Without the pictures, print each of the records below exactly as it appears.

****************************************

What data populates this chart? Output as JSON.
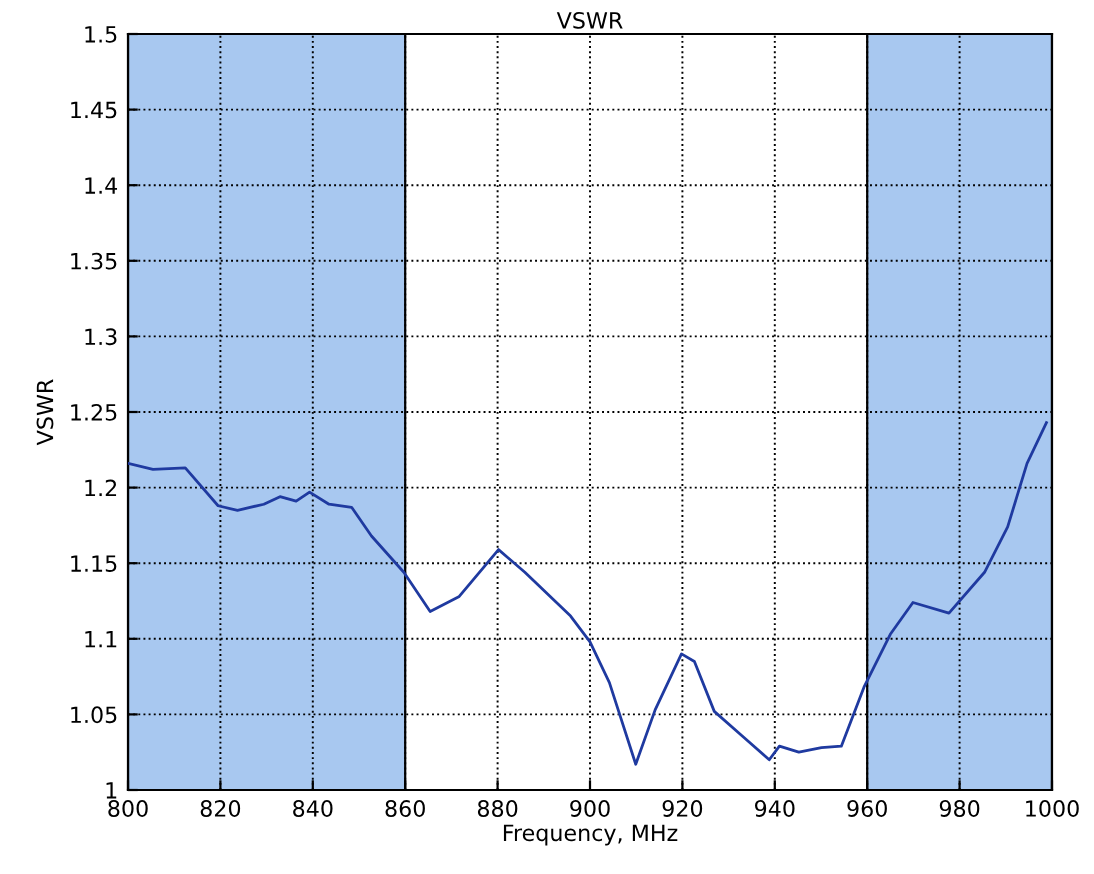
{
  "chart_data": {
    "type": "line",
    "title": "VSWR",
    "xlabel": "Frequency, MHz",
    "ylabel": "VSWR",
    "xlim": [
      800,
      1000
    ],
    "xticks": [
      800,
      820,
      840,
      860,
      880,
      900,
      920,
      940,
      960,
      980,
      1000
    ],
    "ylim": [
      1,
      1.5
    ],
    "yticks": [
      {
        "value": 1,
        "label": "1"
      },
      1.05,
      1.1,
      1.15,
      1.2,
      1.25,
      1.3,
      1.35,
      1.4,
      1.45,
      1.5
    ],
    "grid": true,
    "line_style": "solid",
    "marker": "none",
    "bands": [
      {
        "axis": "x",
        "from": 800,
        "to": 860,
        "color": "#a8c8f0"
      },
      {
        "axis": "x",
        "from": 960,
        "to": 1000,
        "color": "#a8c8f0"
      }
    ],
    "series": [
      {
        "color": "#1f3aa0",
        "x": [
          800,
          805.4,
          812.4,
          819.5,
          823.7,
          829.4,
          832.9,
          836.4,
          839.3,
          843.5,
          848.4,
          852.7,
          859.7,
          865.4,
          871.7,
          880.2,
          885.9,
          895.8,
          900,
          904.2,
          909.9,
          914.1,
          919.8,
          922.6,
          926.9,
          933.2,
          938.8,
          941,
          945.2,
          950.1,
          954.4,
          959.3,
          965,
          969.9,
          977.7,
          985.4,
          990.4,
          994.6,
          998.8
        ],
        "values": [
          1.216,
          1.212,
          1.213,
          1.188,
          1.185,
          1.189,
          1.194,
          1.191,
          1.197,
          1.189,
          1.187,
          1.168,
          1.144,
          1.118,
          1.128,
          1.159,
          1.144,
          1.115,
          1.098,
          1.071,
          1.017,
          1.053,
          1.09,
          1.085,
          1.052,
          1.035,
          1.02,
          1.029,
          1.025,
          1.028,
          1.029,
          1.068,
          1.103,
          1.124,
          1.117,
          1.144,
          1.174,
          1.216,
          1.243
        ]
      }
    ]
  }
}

****************************************

Task response
What data populates this chart? Output as JSON.
{
  "chart_data": {
    "type": "line",
    "title": "VSWR",
    "xlabel": "Frequency, MHz",
    "ylabel": "VSWR",
    "xlim": [
      800,
      1000
    ],
    "xticks": [
      800,
      820,
      840,
      860,
      880,
      900,
      920,
      940,
      960,
      980,
      1000
    ],
    "ylim": [
      1,
      1.5
    ],
    "yticks": [
      {
        "value": 1,
        "label": "1"
      },
      1.05,
      1.1,
      1.15,
      1.2,
      1.25,
      1.3,
      1.35,
      1.4,
      1.45,
      1.5
    ],
    "grid": true,
    "line_style": "solid",
    "marker": "none",
    "bands": [
      {
        "axis": "x",
        "from": 800,
        "to": 860,
        "color": "#a8c8f0"
      },
      {
        "axis": "x",
        "from": 960,
        "to": 1000,
        "color": "#a8c8f0"
      }
    ],
    "series": [
      {
        "color": "#1f3aa0",
        "x": [
          800,
          805.4,
          812.4,
          819.5,
          823.7,
          829.4,
          832.9,
          836.4,
          839.3,
          843.5,
          848.4,
          852.7,
          859.7,
          865.4,
          871.7,
          880.2,
          885.9,
          895.8,
          900,
          904.2,
          909.9,
          914.1,
          919.8,
          922.6,
          926.9,
          933.2,
          938.8,
          941,
          945.2,
          950.1,
          954.4,
          959.3,
          965,
          969.9,
          977.7,
          985.4,
          990.4,
          994.6,
          998.8
        ],
        "values": [
          1.216,
          1.212,
          1.213,
          1.188,
          1.185,
          1.189,
          1.194,
          1.191,
          1.197,
          1.189,
          1.187,
          1.168,
          1.144,
          1.118,
          1.128,
          1.159,
          1.144,
          1.115,
          1.098,
          1.071,
          1.017,
          1.053,
          1.09,
          1.085,
          1.052,
          1.035,
          1.02,
          1.029,
          1.025,
          1.028,
          1.029,
          1.068,
          1.103,
          1.124,
          1.117,
          1.144,
          1.174,
          1.216,
          1.243
        ]
      }
    ]
  }
}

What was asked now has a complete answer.